* START TEXT BLOCK *

Lot Essay
This work will be included in the forthcoming Thomas Hart Benton catalogue raisonné being prepared by the Thomas Hart Benton Catalogue Raisonné Foundation. Committee Members: Dr. Henry Adams, Jessie Benton, Anthony Benton Gude, Andrew Thompson and Michael Owen.
With an outspoken great uncle who served as Missouri’s first senator and a father who was a congressional representative, Thomas Hart Benton grew up in a politically charged household that fostered a strong sense of nationalism. Like his relatives, Benton loved the spirit, vitality and strength of the American people and the lands they inhabited, and he sought to present them in his art utilizing a figurative and realistic approach. To reflect American themes and values, Benton traveled to rural areas of the country for inspiration, and during the Great Depression and World War II, his glorified paintings of the American worker gave comfort and pride to the nation. As the twentieth century’s champion of rural America, in works such as Night Firing of Tobacco, Benton portrayed the honest and hardworking people he met during his visits throughout the country.
Early in his career, Benton studied at the Chicago Art Institute and in Paris; however, these educational settings did not satisfy his quest to find a purpose for his art. Surprisingly, he found direction for his work when he joined the Navy in 1918 and was assigned to sketch the machinery and activities around the base. From then on, the subject of his works took priority over the style. Benton painted his first American genre paintings in 1920 while summering on Martha’s Vineyard. According to Benton, members of a group with which he associated “…believed that the ‘modern’ art growing in the postwar world was lacking in social value and unless it re-attained some of that value, it would soon fall into decadence.” (“An American in Art: A Professional and Technical Autobiography,” Kansas Quarterly, vol. 1, no. 2, Spring 1969, p. 52) Benton supported this view and rejected the modernist’s credo of “art for art’s sake.” He was committed to art for a human purpose and, more precisely, an American purpose. To achieve this, Benton believed that he had to seek inspiration from within America’s borders rather than looking abroad to Europe.

* END TEXT BLOCK *
* START RECORDS PROVIDED *

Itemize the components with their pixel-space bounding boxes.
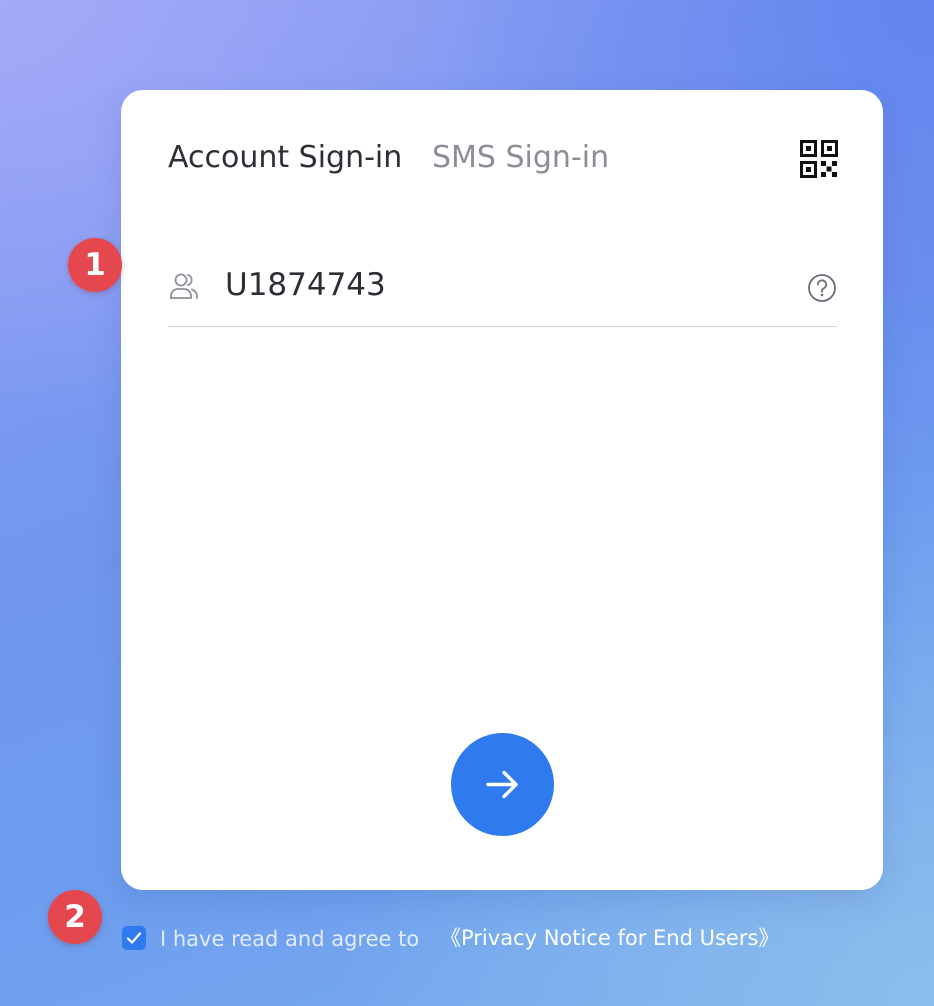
agreement-text: I have read and agree to xyxy=(160,927,420,951)
qr-code-icon[interactable] xyxy=(800,140,838,178)
checkmark-icon xyxy=(126,932,142,944)
arrow-right-icon xyxy=(486,770,518,799)
submit-button[interactable] xyxy=(451,733,554,836)
user-group-icon xyxy=(168,270,200,302)
help-icon[interactable] xyxy=(807,273,837,303)
username-value[interactable]: U1874743 xyxy=(225,267,386,303)
step-badge-1: 1 xyxy=(68,238,122,292)
tab-sms-sign-in[interactable]: SMS Sign-in xyxy=(432,140,609,176)
username-field[interactable]: U1874743 xyxy=(168,250,837,327)
tab-account-sign-in[interactable]: Account Sign-in xyxy=(168,140,402,176)
privacy-notice-link[interactable]: 《Privacy Notice for End Users》 xyxy=(440,924,779,952)
step-badge-2: 2 xyxy=(48,890,102,944)
agree-checkbox[interactable] xyxy=(122,926,146,950)
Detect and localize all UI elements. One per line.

* END RECORDS PROVIDED *

WRITTEN REQUEST 1 — According to the lot essay, in what year did Benton paint his first American genre paintings?
WRITTEN REQUEST 2 — Name every committee member listed in the lot essay.
WRITTEN REQUEST 3 — Reproduce the passage of the lot essay between "With an outspoken" and "throughout the country.", inclusive.
The rows above are separate material that stands apart from the lot essay.

TASK SOLUTION 1 — In 1920, while summering on Martha’s Vineyard.

TASK SOLUTION 2 — Dr. Henry Adams, Jessie Benton, Anthony Benton Gude, Andrew Thompson, Michael Owen

TASK SOLUTION 3 —
With an outspoken great uncle who served as Missouri’s first senator and a father who was a congressional representative, Thomas Hart Benton grew up in a politically charged household that fostered a strong sense of nationalism. Like his relatives, Benton loved the spirit, vitality and strength of the American people and the lands they inhabited, and he sought to present them in his art utilizing a figurative and realistic approach. To reflect American themes and values, Benton traveled to rural areas of the country for inspiration, and during the Great Depression and World War II, his glorified paintings of the American worker gave comfort and pride to the nation. As the twentieth century’s champion of rural America, in works such as Night Firing of Tobacco, Benton portrayed the honest and hardworking people he met during his visits throughout the country.